(Extracted records)
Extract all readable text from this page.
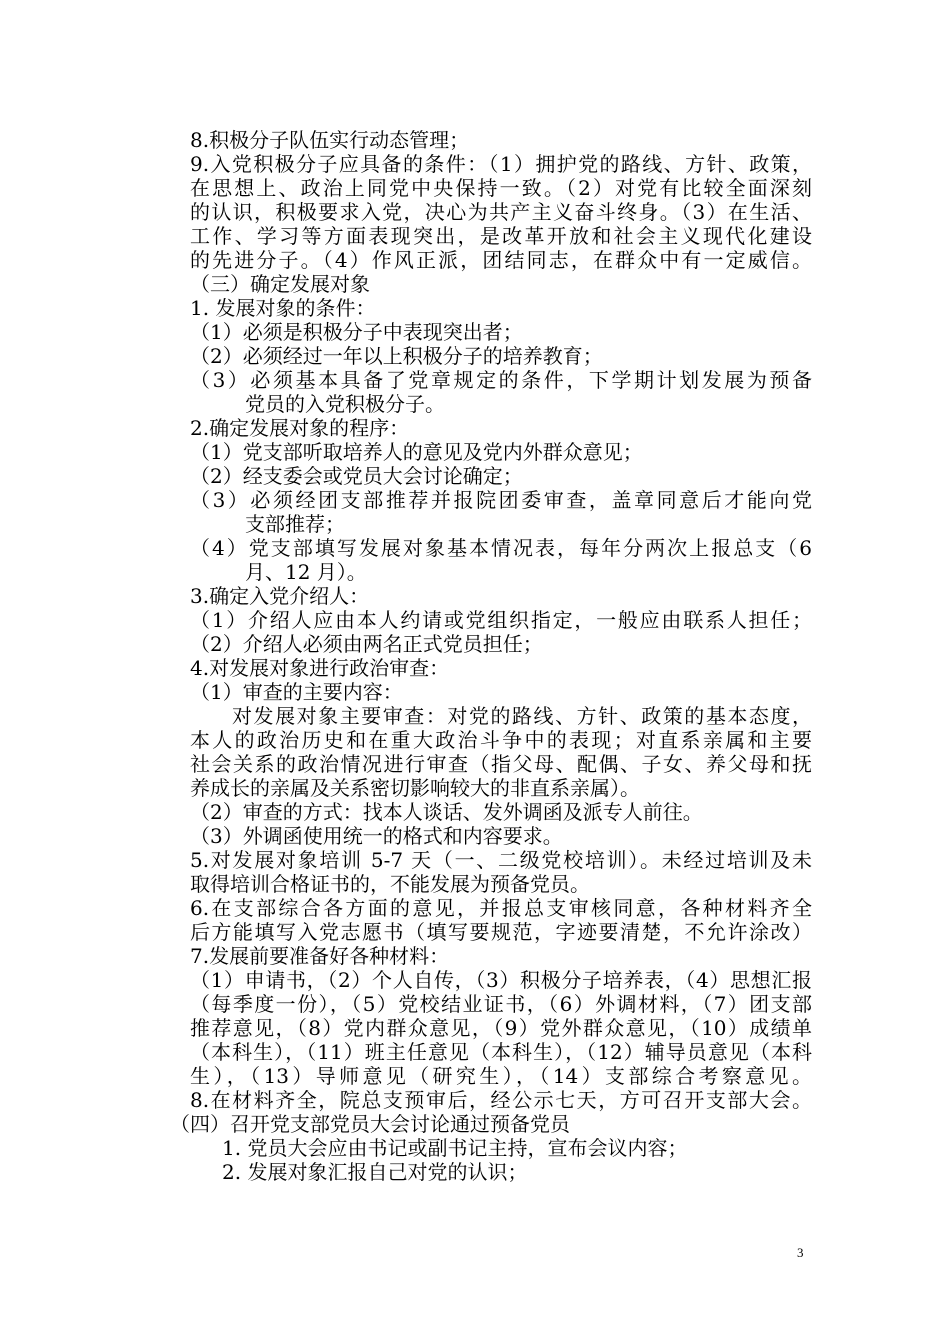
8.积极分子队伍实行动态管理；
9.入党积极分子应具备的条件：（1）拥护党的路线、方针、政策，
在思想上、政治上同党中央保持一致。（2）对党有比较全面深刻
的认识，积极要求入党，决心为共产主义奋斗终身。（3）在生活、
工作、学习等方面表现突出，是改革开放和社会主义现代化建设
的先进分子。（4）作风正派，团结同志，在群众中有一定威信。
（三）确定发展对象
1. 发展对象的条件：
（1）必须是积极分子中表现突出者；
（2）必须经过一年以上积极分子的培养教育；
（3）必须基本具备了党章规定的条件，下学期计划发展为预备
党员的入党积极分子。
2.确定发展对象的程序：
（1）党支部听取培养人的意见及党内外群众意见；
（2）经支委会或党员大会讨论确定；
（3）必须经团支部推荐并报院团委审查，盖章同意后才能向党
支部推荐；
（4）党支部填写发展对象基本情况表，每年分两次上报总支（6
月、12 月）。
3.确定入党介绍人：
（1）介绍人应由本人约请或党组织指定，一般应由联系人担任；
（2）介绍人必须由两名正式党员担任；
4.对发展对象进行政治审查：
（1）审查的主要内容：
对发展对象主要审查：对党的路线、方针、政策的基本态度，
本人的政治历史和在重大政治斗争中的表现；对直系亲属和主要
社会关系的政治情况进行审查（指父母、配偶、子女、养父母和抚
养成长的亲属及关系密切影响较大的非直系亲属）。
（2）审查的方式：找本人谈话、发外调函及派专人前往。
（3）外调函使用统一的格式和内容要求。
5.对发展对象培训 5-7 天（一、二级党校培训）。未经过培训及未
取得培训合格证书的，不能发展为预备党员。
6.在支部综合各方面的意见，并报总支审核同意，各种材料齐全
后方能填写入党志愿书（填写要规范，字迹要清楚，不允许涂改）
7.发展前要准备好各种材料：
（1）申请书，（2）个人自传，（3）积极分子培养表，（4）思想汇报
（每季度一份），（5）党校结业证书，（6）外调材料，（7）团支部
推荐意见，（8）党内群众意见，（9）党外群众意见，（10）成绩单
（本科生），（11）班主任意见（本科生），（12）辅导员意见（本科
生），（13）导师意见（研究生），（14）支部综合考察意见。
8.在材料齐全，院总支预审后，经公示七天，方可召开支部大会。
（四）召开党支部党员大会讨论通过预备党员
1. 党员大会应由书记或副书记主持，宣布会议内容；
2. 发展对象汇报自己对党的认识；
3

--

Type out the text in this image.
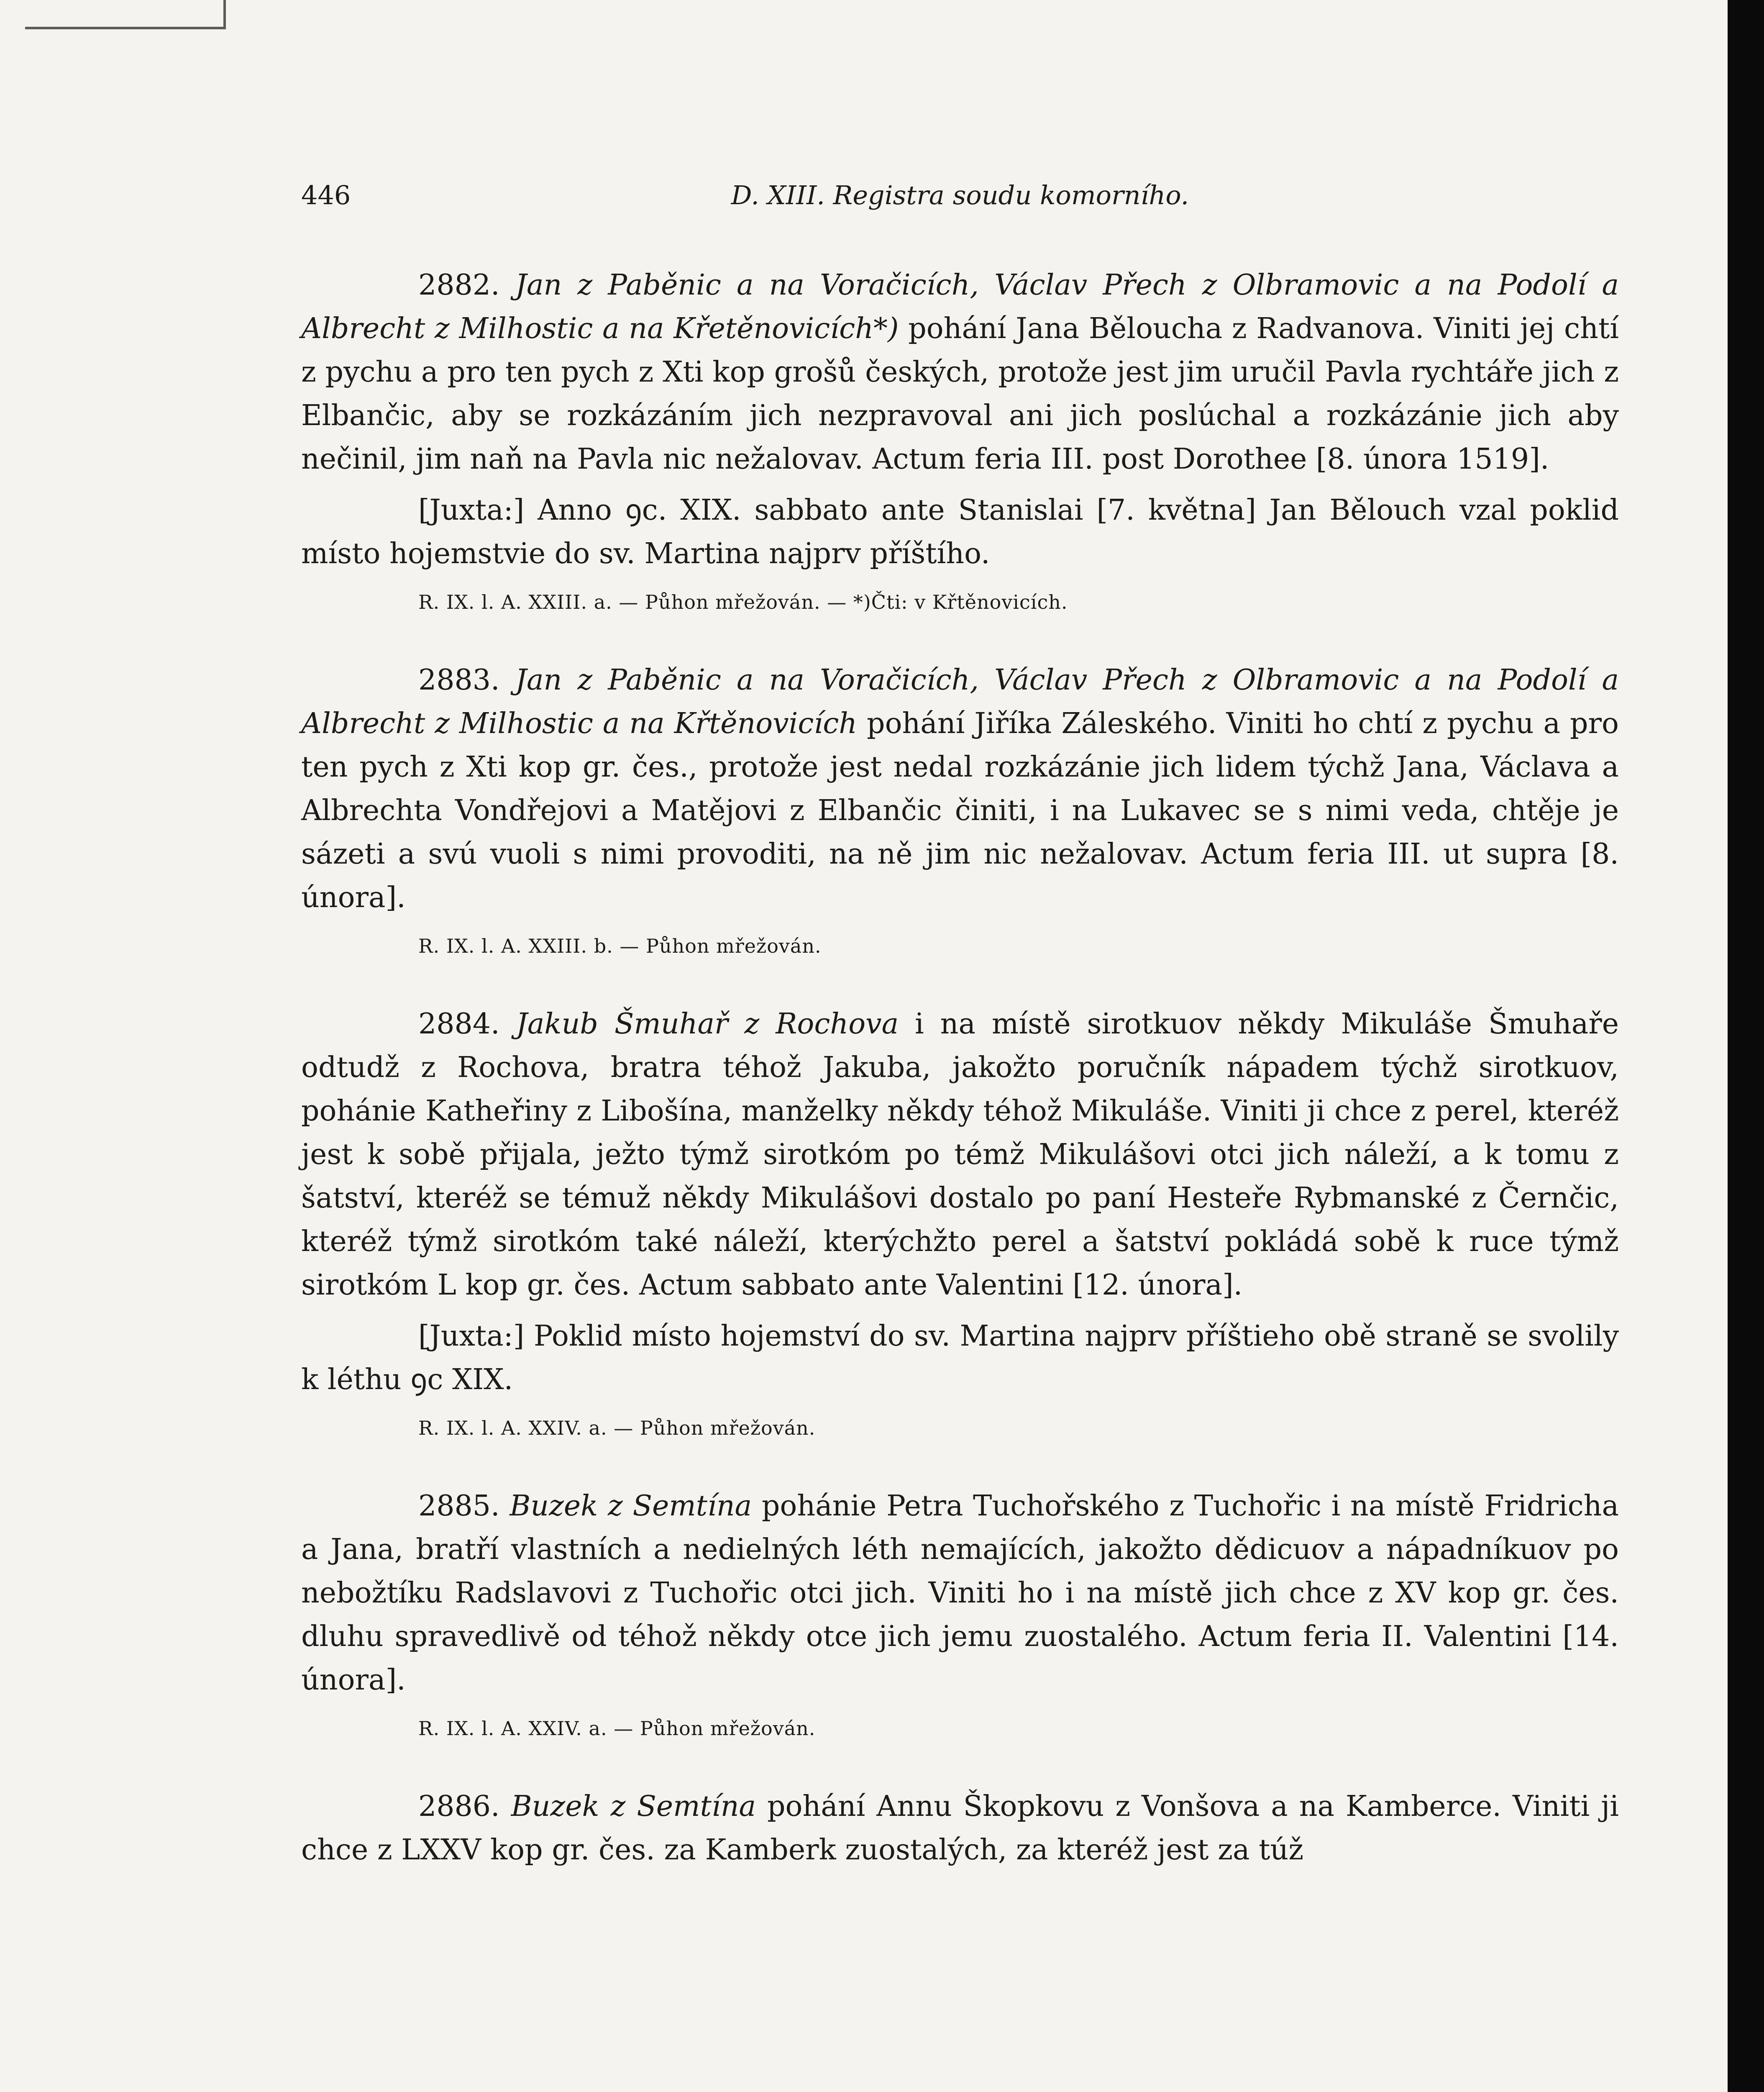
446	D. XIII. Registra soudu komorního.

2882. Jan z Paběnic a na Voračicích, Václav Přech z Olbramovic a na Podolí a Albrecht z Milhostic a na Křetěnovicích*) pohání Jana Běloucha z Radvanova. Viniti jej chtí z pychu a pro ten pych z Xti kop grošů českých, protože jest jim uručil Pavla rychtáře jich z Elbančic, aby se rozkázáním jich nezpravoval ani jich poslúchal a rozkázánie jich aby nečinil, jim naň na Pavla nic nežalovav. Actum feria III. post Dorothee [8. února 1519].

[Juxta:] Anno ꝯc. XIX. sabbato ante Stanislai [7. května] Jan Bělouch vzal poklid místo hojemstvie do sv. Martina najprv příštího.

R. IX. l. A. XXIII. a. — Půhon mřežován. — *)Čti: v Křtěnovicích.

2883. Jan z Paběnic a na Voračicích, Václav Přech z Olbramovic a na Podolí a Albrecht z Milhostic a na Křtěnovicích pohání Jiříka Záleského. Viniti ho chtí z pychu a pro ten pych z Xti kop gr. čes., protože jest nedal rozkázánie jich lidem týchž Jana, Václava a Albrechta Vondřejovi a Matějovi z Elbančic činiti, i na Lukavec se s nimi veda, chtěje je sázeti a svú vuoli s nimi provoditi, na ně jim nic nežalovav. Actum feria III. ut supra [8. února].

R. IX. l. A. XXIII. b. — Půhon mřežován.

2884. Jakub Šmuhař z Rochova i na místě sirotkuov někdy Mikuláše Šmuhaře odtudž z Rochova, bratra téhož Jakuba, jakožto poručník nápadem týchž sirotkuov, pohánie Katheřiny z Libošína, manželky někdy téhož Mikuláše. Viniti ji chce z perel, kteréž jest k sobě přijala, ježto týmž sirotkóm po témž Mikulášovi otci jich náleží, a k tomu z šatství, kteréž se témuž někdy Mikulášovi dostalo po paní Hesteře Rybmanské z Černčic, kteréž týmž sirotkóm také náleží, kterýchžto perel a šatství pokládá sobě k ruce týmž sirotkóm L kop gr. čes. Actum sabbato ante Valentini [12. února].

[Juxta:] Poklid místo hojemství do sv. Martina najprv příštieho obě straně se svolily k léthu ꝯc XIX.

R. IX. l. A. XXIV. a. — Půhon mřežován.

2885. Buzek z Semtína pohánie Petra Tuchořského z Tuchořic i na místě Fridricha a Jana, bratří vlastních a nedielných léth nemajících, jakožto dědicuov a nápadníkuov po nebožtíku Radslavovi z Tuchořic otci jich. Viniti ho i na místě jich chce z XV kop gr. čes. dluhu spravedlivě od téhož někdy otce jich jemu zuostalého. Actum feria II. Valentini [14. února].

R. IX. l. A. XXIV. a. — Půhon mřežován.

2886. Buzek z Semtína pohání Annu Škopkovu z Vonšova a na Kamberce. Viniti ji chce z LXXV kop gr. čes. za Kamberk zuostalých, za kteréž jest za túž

==

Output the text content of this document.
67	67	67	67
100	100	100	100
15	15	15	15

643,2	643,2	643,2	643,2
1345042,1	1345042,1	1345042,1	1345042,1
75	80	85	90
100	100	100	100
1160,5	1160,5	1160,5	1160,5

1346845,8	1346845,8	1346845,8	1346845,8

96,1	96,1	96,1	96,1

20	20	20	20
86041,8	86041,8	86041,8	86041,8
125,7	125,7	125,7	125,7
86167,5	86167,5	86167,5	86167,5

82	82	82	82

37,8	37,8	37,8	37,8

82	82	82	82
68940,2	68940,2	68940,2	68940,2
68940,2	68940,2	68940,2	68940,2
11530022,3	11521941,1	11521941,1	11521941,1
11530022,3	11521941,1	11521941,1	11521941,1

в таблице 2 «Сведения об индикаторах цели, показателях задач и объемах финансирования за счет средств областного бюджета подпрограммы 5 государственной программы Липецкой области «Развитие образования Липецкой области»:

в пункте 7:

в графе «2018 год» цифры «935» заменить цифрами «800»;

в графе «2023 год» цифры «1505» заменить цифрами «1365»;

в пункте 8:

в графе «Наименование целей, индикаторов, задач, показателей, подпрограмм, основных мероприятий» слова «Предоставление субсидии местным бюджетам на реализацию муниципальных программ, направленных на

Exercise directions: Search the lines for the word "Juxta" and report how many contain it, by number only.

Solution for this problem: 2